■ What to work on
Reproduce every line of the material below word for word, without changing anything.

[Entries drawn from a collection]
________________________

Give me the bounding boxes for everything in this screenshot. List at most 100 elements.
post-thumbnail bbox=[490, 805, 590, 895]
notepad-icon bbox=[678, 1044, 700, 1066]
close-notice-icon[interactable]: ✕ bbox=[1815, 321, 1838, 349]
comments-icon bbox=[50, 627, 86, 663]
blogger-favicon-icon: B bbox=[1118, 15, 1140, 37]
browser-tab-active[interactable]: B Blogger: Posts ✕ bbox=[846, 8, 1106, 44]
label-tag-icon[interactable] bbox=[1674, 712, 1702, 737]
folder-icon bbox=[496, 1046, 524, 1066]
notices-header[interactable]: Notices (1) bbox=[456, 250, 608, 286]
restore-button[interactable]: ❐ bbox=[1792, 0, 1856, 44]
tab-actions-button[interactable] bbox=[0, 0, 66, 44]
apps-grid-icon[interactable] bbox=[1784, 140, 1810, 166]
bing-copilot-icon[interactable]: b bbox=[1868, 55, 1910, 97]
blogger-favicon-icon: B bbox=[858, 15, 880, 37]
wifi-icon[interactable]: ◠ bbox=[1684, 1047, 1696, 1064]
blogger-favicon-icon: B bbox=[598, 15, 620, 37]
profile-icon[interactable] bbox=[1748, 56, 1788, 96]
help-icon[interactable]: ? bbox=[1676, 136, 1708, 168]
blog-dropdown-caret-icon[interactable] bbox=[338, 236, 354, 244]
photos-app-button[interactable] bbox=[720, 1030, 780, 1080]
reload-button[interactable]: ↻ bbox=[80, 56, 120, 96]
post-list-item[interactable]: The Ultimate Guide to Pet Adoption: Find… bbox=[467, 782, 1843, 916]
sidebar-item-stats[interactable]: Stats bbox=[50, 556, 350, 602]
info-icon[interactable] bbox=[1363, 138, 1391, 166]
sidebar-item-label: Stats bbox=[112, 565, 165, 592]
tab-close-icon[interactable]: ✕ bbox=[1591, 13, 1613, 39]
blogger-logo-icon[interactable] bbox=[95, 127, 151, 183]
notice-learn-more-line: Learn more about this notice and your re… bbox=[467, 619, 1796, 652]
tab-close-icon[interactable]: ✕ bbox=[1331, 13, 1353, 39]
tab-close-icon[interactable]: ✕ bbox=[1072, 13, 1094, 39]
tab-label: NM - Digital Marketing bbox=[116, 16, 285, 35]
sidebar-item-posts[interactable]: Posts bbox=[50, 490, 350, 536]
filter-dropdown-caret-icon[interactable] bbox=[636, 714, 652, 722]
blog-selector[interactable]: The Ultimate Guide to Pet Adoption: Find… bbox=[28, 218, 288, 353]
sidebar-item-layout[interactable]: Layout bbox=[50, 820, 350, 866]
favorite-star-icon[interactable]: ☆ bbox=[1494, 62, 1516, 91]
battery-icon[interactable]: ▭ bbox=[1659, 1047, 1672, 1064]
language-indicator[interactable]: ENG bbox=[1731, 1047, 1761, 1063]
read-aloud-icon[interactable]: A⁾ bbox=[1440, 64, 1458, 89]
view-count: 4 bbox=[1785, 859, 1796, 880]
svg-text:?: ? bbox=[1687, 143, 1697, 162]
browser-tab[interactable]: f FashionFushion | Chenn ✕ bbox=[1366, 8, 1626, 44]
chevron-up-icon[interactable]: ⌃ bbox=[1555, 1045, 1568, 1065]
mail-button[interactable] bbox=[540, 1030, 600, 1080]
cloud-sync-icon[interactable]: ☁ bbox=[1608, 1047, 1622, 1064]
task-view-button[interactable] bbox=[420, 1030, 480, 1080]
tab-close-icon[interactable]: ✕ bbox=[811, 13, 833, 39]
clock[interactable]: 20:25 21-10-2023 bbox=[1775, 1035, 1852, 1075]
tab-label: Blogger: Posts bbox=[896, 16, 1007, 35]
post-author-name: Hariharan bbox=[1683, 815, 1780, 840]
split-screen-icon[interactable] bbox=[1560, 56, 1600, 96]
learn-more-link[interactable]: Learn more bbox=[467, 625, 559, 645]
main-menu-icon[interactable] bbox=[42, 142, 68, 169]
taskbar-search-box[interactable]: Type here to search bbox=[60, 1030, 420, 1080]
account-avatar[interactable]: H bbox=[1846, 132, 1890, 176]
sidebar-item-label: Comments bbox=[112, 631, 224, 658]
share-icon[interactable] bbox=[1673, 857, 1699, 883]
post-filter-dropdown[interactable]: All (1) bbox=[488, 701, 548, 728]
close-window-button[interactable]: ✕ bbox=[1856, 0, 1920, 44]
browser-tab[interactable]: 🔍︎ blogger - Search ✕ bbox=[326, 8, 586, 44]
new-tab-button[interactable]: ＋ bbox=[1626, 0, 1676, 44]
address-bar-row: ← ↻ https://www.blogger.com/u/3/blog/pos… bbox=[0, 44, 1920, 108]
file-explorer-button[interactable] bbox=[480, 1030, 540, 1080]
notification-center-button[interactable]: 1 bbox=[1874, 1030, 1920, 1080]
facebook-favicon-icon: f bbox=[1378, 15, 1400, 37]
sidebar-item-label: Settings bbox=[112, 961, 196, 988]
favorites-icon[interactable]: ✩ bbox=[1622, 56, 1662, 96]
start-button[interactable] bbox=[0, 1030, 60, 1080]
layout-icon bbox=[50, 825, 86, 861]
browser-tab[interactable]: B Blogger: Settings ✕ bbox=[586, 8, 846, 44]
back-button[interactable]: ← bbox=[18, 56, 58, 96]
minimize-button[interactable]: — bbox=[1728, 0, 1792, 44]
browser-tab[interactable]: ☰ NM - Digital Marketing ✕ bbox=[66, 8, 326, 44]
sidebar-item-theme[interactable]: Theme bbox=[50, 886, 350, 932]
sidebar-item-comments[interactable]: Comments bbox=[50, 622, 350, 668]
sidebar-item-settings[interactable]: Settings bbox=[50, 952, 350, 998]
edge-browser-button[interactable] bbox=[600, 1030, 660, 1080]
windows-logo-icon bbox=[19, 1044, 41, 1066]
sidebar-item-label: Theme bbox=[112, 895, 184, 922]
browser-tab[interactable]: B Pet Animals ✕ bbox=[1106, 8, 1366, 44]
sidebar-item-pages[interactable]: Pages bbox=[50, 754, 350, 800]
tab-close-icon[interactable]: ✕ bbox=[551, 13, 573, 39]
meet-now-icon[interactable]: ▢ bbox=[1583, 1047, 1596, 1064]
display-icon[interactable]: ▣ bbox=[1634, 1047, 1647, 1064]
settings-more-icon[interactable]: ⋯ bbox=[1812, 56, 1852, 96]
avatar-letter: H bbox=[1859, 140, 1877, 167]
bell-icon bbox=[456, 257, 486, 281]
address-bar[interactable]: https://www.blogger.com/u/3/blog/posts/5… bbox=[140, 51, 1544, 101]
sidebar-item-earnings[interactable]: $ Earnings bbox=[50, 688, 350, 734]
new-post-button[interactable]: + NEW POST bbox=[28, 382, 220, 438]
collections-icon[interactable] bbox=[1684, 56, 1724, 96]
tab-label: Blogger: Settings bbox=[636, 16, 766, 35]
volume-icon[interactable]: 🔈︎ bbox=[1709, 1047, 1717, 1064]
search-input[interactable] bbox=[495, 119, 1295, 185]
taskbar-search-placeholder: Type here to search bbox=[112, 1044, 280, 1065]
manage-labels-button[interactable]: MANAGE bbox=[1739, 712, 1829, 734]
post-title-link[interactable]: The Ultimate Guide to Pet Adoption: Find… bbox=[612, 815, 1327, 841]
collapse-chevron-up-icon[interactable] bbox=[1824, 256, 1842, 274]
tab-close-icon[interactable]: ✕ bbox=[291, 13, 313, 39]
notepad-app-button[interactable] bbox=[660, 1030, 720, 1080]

________________________

■ Solution for this exercise
Give me the bounding boxes for everything in this screenshot. List at most 100 elements.
post-thumbnail bbox=[490, 805, 590, 895]
notepad-icon bbox=[678, 1044, 700, 1066]
close-notice-icon[interactable]: ✕ bbox=[1815, 321, 1838, 349]
comments-icon bbox=[50, 627, 86, 663]
blogger-favicon-icon: B bbox=[1118, 15, 1140, 37]
browser-tab-active[interactable]: B Blogger: Posts ✕ bbox=[846, 8, 1106, 44]
label-tag-icon[interactable] bbox=[1674, 712, 1702, 737]
folder-icon bbox=[496, 1046, 524, 1066]
notices-header[interactable]: Notices (1) bbox=[456, 250, 608, 286]
restore-button[interactable]: ❐ bbox=[1792, 0, 1856, 44]
tab-actions-button[interactable] bbox=[0, 0, 66, 44]
apps-grid-icon[interactable] bbox=[1784, 140, 1810, 166]
bing-copilot-icon[interactable]: b bbox=[1868, 55, 1910, 97]
blogger-favicon-icon: B bbox=[858, 15, 880, 37]
wifi-icon[interactable]: ◠ bbox=[1684, 1047, 1696, 1064]
blogger-favicon-icon: B bbox=[598, 15, 620, 37]
profile-icon[interactable] bbox=[1748, 56, 1788, 96]
help-icon[interactable]: ? bbox=[1676, 136, 1708, 168]
blog-dropdown-caret-icon[interactable] bbox=[338, 236, 354, 244]
photos-app-button[interactable] bbox=[720, 1030, 780, 1080]
reload-button[interactable]: ↻ bbox=[80, 56, 120, 96]
post-list-item[interactable]: The Ultimate Guide to Pet Adoption: Find… bbox=[467, 782, 1843, 916]
sidebar-item-stats[interactable]: Stats bbox=[50, 556, 350, 602]
info-icon[interactable] bbox=[1363, 138, 1391, 166]
sidebar-item-label: Stats bbox=[112, 565, 165, 592]
tab-close-icon[interactable]: ✕ bbox=[1591, 13, 1613, 39]
blogger-logo-icon[interactable] bbox=[95, 127, 151, 183]
notice-learn-more-line: Learn more about this notice and your re… bbox=[467, 619, 1796, 652]
tab-close-icon[interactable]: ✕ bbox=[1331, 13, 1353, 39]
tab-close-icon[interactable]: ✕ bbox=[1072, 13, 1094, 39]
tab-label: NM - Digital Marketing bbox=[116, 16, 285, 35]
sidebar-item-posts[interactable]: Posts bbox=[50, 490, 350, 536]
filter-dropdown-caret-icon[interactable] bbox=[636, 714, 652, 722]
blog-selector[interactable]: The Ultimate Guide to Pet Adoption: Find… bbox=[28, 218, 288, 353]
sidebar-item-layout[interactable]: Layout bbox=[50, 820, 350, 866]
favorite-star-icon[interactable]: ☆ bbox=[1494, 62, 1516, 91]
battery-icon[interactable]: ▭ bbox=[1659, 1047, 1672, 1064]
language-indicator[interactable]: ENG bbox=[1731, 1047, 1761, 1063]
read-aloud-icon[interactable]: A⁾ bbox=[1440, 64, 1458, 89]
view-count: 4 bbox=[1785, 859, 1796, 880]
svg-text:?: ? bbox=[1687, 143, 1697, 162]
browser-tab[interactable]: f FashionFushion | Chenn ✕ bbox=[1366, 8, 1626, 44]
chevron-up-icon[interactable]: ⌃ bbox=[1555, 1045, 1568, 1065]
mail-button[interactable] bbox=[540, 1030, 600, 1080]
cloud-sync-icon[interactable]: ☁ bbox=[1608, 1047, 1622, 1064]
task-view-button[interactable] bbox=[420, 1030, 480, 1080]
tab-close-icon[interactable]: ✕ bbox=[811, 13, 833, 39]
clock[interactable]: 20:25 21-10-2023 bbox=[1775, 1035, 1852, 1075]
tab-label: Blogger: Posts bbox=[896, 16, 1007, 35]
post-author-name: Hariharan bbox=[1683, 815, 1780, 840]
split-screen-icon[interactable] bbox=[1560, 56, 1600, 96]
learn-more-link[interactable]: Learn more bbox=[467, 625, 559, 645]
main-menu-icon[interactable] bbox=[42, 142, 68, 169]
taskbar-search-box[interactable]: Type here to search bbox=[60, 1030, 420, 1080]
account-avatar[interactable]: H bbox=[1846, 132, 1890, 176]
sidebar-item-label: Comments bbox=[112, 631, 224, 658]
share-icon[interactable] bbox=[1673, 857, 1699, 883]
post-filter-dropdown[interactable]: All (1) bbox=[488, 701, 548, 728]
close-window-button[interactable]: ✕ bbox=[1856, 0, 1920, 44]
browser-tab[interactable]: 🔍︎ blogger - Search ✕ bbox=[326, 8, 586, 44]
new-tab-button[interactable]: ＋ bbox=[1626, 0, 1676, 44]
address-bar-row: ← ↻ https://www.blogger.com/u/3/blog/pos… bbox=[0, 44, 1920, 108]
file-explorer-button[interactable] bbox=[480, 1030, 540, 1080]
notification-center-button[interactable]: 1 bbox=[1874, 1030, 1920, 1080]
facebook-favicon-icon: f bbox=[1378, 15, 1400, 37]
sidebar-item-label: Settings bbox=[112, 961, 196, 988]
favorites-icon[interactable]: ✩ bbox=[1622, 56, 1662, 96]
start-button[interactable] bbox=[0, 1030, 60, 1080]
layout-icon bbox=[50, 825, 86, 861]
browser-tab[interactable]: B Blogger: Settings ✕ bbox=[586, 8, 846, 44]
back-button[interactable]: ← bbox=[18, 56, 58, 96]
minimize-button[interactable]: — bbox=[1728, 0, 1792, 44]
browser-tab[interactable]: ☰ NM - Digital Marketing ✕ bbox=[66, 8, 326, 44]
sidebar-item-theme[interactable]: Theme bbox=[50, 886, 350, 932]
sidebar-item-comments[interactable]: Comments bbox=[50, 622, 350, 668]
sidebar-item-settings[interactable]: Settings bbox=[50, 952, 350, 998]
edge-browser-button[interactable] bbox=[600, 1030, 660, 1080]
windows-logo-icon bbox=[19, 1044, 41, 1066]
sidebar-item-label: Theme bbox=[112, 895, 184, 922]
browser-tab[interactable]: B Pet Animals ✕ bbox=[1106, 8, 1366, 44]
sidebar-item-pages[interactable]: Pages bbox=[50, 754, 350, 800]
tab-close-icon[interactable]: ✕ bbox=[551, 13, 573, 39]
meet-now-icon[interactable]: ▢ bbox=[1583, 1047, 1596, 1064]
display-icon[interactable]: ▣ bbox=[1634, 1047, 1647, 1064]
settings-more-icon[interactable]: ⋯ bbox=[1812, 56, 1852, 96]
avatar-letter: H bbox=[1859, 140, 1877, 167]
bell-icon bbox=[456, 257, 486, 281]
address-bar[interactable]: https://www.blogger.com/u/3/blog/posts/5… bbox=[140, 51, 1544, 101]
sidebar-item-earnings[interactable]: $ Earnings bbox=[50, 688, 350, 734]
new-post-button[interactable]: + NEW POST bbox=[28, 382, 220, 438]
collections-icon[interactable] bbox=[1684, 56, 1724, 96]
tab-label: Blogger: Settings bbox=[636, 16, 766, 35]
volume-icon[interactable]: 🔈︎ bbox=[1709, 1047, 1717, 1064]
search-input[interactable] bbox=[495, 119, 1295, 185]
taskbar-search-placeholder: Type here to search bbox=[112, 1044, 280, 1065]
manage-labels-button[interactable]: MANAGE bbox=[1739, 712, 1829, 734]
post-title-link[interactable]: The Ultimate Guide to Pet Adoption: Find… bbox=[612, 815, 1327, 841]
collapse-chevron-up-icon[interactable] bbox=[1824, 256, 1842, 274]
tab-close-icon[interactable]: ✕ bbox=[291, 13, 313, 39]
notepad-app-button[interactable] bbox=[660, 1030, 720, 1080]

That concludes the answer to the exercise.